» **操作指令**
#1 根据性能数据收集说明，什么情况下会出现 RuntimeError？
#2 请从性能数据收集说明的最后一行之后接着往下写。
----- 所示文段 -----
用于在Ascend设备上，区分step收集和解析性能数据。

异常：

RuntimeError - 如果 start_step 参数设置大于 stop_step 参数设置。

样例：

>>> import json
>>> import os
>>> import numpy as np
>>>
>>> import mindspore
>>> import mindspore.dataset as ds
>>> from mindspore import context, nn
>>> from mindspore.profiler import DynamicProfilerMonitor
>>>
>>>
>>> class Net(nn.Cell):
...     def __init__(self):
...         super(Net, self).__init__()
...         self.fc = nn.Dense(2, 2)
...
...     def construct(self, x):
...         return self.fc(x)
>>>
>>> def generator_net():
...     for _ in range(2):
...         yield np.ones([2, 2]).astype(np.float32), np.ones([2]).astype(np.int32)
>>>
>>> def train(test_net):
...     optimizer = nn.Momentum(test_net.trainable_params(), 1, 0.9)
...     loss = nn.SoftmaxCrossEntropyWithLogits(sparse=True)
...     data = ds.GeneratorDataset(generator_net(), ["data", "label"])
...     model = mindspore.train.Model(test_net, loss, optimizer)
...     model.train(1, data)
>>>
>>> def change_cfg_json(json_path):
...     with open(json_path, 'r', encoding='utf-8') as file:
...          data = json.load(file)
...
...     data['start_step'] = 6
...     data['stop_step'] = 7
...
...     with open(json_path, 'w', encoding='utf-8') as file:
...          json.dump(data, file, ensure_ascii=False, indent=4)
>>>
>>> if __name__ == '__main__':
...      # set json configuration file
...      context.set_context(mode=mindspore.PYNATIVE_MODE)
...      mindspore.set_device("Ascend")
----- 存储数据 -----
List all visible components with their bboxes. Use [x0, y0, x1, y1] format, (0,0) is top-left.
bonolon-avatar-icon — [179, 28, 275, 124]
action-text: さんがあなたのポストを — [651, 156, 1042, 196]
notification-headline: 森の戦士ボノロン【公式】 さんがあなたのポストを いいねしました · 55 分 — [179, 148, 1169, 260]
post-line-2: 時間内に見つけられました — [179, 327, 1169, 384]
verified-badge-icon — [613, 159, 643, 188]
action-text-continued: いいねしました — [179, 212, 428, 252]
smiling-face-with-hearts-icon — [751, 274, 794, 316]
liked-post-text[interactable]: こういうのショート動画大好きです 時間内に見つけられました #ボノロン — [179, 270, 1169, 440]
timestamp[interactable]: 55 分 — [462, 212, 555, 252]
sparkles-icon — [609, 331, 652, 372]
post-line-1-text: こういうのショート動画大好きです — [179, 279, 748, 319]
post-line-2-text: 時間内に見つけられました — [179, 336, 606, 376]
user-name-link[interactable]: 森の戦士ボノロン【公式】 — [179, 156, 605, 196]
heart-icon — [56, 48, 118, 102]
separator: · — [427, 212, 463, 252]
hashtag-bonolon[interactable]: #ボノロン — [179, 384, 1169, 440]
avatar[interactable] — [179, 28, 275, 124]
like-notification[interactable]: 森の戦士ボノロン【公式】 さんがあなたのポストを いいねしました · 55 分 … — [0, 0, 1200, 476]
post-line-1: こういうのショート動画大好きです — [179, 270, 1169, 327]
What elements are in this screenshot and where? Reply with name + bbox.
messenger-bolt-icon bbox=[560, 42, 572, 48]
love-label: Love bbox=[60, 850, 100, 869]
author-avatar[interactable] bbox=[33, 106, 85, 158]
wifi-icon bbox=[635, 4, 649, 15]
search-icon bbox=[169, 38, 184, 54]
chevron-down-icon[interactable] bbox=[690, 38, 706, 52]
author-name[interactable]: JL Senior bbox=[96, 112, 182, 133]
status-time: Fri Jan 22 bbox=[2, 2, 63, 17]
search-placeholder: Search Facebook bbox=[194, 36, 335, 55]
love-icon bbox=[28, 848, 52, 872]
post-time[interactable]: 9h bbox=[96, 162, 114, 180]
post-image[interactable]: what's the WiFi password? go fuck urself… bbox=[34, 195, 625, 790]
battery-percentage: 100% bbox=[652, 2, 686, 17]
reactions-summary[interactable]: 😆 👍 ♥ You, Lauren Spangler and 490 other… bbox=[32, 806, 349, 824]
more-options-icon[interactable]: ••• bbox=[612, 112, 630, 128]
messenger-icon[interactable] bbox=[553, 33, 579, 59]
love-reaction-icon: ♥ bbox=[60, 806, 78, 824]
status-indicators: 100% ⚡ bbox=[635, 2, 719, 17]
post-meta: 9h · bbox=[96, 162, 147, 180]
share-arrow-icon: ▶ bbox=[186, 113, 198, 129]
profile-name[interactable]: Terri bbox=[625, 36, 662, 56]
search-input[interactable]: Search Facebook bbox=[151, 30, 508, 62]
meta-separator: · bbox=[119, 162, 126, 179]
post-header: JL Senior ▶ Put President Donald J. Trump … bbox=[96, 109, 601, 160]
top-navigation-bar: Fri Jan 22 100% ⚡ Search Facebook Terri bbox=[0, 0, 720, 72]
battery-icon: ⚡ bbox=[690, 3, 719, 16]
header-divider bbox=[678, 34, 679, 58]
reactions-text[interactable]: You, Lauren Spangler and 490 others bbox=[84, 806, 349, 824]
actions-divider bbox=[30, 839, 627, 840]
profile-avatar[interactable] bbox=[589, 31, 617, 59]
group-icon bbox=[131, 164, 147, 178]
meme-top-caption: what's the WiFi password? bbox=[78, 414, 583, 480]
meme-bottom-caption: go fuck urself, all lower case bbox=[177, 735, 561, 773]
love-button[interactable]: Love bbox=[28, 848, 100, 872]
-----
» **任务答案**
#1 当 start_step 参数设置大于 stop_step 参数设置时。

#2
...      data_cfg = {
...           "start_step": 2,
...           "stop_step": 5,
...           "aic_metrics": "AiCoreNone",
...           "profiler_level": "Level0",
...           "analyse_mode": 0,
...           "activities": ["CPU", "NPU"],
...           "export_type": ["text"],
...           "profile_memory": False,
...           "mstx": False,
...           "parallel_strategy": False,
...           "with_stack": False,
...           "data_simplification": True,
...           "l2_cache": False,
...           "analyse": True,
...           "record_shape": False,
...           "prof_path": "./data",
...           "mstx_domain_include": [],
...           "mstx_domain_exclude": [],
...           "host_sys": [],
...           "sys_io": False,
...           "sys_interconnection": False
...      }
...      output_path = "./cfg_path"
...      cfg_path = os.path.join(output_path, "profiler_config.json")
...      os.makedirs(output_path, exist_ok=True)
...      # set cfg file
...      with open(cfg_path, 'w') as f:
...           json.dump(data_cfg, f, indent=4)
...      # cfg_path contains the json configuration file path, and output_path is the output path
...      dp = DynamicProfilerMonitor(cfg_path=output_path, output_path=output_path)
...      STEP_NUM = 15
...      # Define a network of training models
...      net = Net()
...      for i in range(STEP_NUM):
...          print(f"step {i}")
...          train(net)
...          # Modify the configuration file after step 7
...          # For example, change start_step to 8 and stop_step to 10
...          if i == 5:
...             # Modify parameters in the JSON file
...             change_cfg_json(os.path.join(output_path, "profiler_config.json"))
...          # Call step collection
...          dp.step()